**Records for the task**
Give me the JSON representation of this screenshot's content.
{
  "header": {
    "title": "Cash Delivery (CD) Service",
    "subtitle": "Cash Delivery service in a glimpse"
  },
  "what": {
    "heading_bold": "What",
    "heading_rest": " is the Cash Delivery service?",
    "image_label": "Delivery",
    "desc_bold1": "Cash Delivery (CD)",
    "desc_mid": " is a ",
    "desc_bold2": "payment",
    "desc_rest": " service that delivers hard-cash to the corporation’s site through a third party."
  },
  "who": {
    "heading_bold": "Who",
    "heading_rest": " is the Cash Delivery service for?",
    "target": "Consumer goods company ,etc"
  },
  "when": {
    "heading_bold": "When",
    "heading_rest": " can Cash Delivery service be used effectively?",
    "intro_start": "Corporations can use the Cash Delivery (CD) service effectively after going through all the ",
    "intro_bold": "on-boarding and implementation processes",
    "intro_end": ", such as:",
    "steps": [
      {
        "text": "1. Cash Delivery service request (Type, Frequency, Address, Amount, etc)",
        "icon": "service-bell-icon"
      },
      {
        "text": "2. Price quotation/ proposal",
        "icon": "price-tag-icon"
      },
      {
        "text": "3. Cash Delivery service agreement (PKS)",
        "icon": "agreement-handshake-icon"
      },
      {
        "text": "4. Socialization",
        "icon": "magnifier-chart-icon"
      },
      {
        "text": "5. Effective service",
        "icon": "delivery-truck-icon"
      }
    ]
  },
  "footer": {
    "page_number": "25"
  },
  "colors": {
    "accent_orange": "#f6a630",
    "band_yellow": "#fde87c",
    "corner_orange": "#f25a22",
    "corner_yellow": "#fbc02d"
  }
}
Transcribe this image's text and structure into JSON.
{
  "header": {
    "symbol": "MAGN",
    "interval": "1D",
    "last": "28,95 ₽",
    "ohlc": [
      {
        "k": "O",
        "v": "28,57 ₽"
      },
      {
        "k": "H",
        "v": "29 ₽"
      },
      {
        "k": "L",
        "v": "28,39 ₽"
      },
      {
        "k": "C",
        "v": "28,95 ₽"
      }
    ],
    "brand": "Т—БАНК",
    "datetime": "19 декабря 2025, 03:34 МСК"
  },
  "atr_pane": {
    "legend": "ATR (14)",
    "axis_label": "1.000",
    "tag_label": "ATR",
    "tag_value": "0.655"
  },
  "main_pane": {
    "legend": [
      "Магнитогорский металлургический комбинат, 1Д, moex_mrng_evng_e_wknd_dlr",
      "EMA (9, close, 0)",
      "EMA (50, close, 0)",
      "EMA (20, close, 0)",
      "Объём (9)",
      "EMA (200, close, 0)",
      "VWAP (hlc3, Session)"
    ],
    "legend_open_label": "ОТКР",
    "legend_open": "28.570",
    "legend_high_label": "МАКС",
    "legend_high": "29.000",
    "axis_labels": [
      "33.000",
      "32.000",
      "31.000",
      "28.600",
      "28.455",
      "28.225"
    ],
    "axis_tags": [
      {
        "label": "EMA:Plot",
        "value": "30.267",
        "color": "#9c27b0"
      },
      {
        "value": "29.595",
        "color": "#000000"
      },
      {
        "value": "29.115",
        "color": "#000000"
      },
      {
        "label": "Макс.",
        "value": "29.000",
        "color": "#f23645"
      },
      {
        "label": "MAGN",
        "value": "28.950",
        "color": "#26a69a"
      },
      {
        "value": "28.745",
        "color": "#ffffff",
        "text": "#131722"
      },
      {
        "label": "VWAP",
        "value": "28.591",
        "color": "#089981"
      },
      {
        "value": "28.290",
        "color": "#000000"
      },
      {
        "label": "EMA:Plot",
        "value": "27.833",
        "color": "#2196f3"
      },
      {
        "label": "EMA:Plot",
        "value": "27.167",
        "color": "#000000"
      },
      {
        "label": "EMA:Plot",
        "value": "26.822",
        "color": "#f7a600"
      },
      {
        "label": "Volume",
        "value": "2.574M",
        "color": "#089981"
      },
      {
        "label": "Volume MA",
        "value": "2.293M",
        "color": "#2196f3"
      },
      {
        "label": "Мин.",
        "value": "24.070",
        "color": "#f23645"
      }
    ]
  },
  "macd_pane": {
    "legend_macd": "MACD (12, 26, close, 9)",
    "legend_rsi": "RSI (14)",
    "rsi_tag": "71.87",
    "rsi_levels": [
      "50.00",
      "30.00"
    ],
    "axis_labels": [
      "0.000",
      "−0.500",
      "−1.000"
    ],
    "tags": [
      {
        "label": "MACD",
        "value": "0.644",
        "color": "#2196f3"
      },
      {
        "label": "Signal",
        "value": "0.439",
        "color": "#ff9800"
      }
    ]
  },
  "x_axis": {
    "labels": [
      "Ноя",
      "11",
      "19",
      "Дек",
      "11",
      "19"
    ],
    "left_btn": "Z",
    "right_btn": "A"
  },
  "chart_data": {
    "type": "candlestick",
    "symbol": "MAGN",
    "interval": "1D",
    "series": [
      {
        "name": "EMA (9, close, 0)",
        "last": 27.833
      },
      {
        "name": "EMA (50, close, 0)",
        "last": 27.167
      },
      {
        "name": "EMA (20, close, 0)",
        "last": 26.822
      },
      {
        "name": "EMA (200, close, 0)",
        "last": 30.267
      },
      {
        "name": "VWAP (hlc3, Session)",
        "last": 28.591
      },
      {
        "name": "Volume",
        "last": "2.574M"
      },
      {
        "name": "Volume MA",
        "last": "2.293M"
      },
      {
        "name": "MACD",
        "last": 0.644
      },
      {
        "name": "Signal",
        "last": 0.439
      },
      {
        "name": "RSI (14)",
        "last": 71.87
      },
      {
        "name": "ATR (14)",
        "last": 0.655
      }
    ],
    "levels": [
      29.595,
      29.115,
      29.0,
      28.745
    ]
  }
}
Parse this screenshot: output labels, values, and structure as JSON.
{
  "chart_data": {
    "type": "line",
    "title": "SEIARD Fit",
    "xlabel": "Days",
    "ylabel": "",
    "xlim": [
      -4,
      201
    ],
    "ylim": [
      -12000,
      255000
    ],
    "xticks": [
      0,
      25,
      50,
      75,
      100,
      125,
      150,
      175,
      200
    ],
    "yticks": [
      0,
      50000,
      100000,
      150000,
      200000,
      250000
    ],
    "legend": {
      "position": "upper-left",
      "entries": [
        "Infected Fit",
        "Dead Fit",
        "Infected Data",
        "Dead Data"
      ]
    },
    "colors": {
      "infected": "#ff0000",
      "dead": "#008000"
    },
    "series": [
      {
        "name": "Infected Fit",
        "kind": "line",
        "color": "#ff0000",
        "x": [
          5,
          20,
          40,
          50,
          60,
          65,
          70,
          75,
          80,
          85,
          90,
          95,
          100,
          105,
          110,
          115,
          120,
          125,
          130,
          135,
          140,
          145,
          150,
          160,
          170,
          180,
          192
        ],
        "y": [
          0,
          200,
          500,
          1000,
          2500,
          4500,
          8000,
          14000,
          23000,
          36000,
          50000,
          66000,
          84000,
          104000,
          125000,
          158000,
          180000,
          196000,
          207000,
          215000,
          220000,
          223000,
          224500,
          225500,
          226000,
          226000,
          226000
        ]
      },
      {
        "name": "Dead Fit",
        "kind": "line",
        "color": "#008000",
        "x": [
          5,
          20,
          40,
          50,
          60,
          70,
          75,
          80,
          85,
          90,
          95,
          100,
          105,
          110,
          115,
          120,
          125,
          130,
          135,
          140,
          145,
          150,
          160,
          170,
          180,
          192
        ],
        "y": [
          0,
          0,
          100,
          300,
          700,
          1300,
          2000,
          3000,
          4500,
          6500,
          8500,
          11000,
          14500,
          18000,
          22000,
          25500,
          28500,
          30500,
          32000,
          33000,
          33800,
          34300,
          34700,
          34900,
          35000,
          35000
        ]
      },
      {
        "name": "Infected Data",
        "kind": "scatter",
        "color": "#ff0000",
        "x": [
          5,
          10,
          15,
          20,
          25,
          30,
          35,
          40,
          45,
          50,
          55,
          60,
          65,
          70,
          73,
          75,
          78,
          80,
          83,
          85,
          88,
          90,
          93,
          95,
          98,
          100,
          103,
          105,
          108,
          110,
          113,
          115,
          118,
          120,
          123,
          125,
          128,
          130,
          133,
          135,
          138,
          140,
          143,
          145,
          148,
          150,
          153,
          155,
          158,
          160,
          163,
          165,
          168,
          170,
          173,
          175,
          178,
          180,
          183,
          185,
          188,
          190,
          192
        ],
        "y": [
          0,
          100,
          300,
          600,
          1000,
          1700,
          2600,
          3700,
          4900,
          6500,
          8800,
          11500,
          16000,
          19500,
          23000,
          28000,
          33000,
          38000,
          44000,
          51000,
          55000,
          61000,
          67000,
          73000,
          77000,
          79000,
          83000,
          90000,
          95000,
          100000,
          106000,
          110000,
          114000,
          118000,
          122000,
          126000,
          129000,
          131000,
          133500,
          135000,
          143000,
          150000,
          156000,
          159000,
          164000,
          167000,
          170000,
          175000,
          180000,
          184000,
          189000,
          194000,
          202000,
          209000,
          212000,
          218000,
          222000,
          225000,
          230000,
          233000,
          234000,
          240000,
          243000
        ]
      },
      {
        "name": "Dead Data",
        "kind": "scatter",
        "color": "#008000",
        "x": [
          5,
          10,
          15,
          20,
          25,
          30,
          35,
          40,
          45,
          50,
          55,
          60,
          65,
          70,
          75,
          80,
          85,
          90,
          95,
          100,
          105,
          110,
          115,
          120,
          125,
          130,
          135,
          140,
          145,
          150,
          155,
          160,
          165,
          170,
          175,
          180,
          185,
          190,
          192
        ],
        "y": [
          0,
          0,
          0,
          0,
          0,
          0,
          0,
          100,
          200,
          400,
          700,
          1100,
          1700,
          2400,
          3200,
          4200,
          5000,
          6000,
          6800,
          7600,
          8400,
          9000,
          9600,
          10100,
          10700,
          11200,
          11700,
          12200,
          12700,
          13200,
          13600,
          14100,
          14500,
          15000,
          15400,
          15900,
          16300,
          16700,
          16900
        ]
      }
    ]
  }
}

**Aim**
Find every line in the listing that holds the string "VWAP", then say how many there are as a bare number.

**Written solution**
3